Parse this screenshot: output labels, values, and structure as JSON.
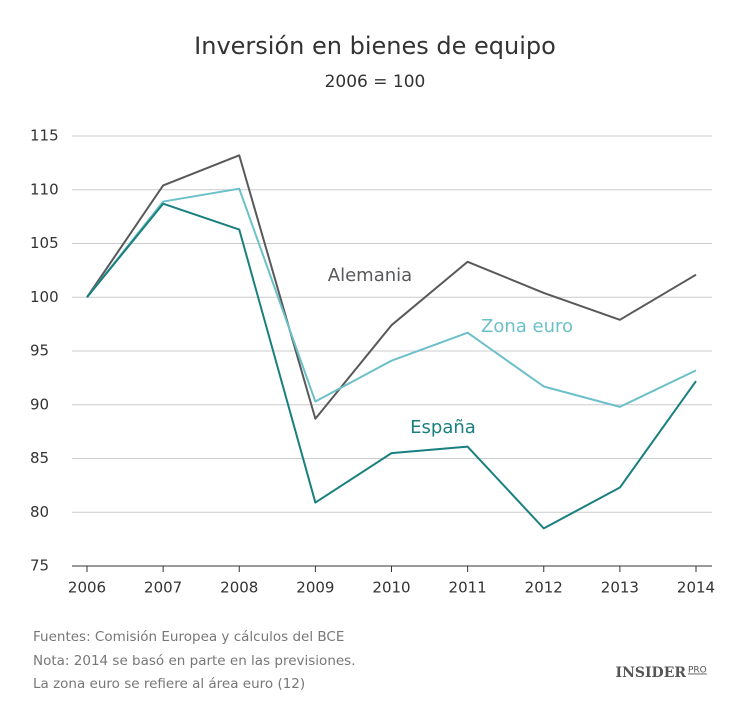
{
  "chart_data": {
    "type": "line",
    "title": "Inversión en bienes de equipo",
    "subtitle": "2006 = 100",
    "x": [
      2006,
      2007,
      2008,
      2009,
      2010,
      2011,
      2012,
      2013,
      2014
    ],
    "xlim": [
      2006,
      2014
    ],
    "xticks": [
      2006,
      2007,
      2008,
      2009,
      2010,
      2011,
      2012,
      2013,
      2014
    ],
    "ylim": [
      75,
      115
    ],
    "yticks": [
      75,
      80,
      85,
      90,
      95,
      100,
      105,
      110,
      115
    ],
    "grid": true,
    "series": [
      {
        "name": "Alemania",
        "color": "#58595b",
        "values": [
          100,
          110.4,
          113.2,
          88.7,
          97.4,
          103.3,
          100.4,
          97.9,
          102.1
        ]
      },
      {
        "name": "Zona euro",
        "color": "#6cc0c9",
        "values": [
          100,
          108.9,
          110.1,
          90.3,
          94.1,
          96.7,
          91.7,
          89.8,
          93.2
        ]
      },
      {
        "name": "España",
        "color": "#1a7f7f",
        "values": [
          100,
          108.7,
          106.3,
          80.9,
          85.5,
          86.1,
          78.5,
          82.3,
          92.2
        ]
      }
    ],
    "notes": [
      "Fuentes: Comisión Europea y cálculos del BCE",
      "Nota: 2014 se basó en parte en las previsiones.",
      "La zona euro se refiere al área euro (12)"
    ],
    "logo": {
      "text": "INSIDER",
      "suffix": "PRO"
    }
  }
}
************
▸ **EXERCISE DESCRIPTION**
Reproduce all of the material above word for word. Omit the pictures.

▸ **SOLVED EXERCISE**
Parse this screenshot: output labels, values, and structure as JSON.
{
  "chart_data": {
    "type": "line",
    "title": "Inversión en bienes de equipo",
    "subtitle": "2006 = 100",
    "x": [
      2006,
      2007,
      2008,
      2009,
      2010,
      2011,
      2012,
      2013,
      2014
    ],
    "xlim": [
      2006,
      2014
    ],
    "xticks": [
      2006,
      2007,
      2008,
      2009,
      2010,
      2011,
      2012,
      2013,
      2014
    ],
    "ylim": [
      75,
      115
    ],
    "yticks": [
      75,
      80,
      85,
      90,
      95,
      100,
      105,
      110,
      115
    ],
    "grid": true,
    "series": [
      {
        "name": "Alemania",
        "color": "#58595b",
        "values": [
          100,
          110.4,
          113.2,
          88.7,
          97.4,
          103.3,
          100.4,
          97.9,
          102.1
        ]
      },
      {
        "name": "Zona euro",
        "color": "#6cc0c9",
        "values": [
          100,
          108.9,
          110.1,
          90.3,
          94.1,
          96.7,
          91.7,
          89.8,
          93.2
        ]
      },
      {
        "name": "España",
        "color": "#1a7f7f",
        "values": [
          100,
          108.7,
          106.3,
          80.9,
          85.5,
          86.1,
          78.5,
          82.3,
          92.2
        ]
      }
    ],
    "notes": [
      "Fuentes: Comisión Europea y cálculos del BCE",
      "Nota: 2014 se basó en parte en las previsiones.",
      "La zona euro se refiere al área euro (12)"
    ],
    "logo": {
      "text": "INSIDER",
      "suffix": "PRO"
    }
  }
}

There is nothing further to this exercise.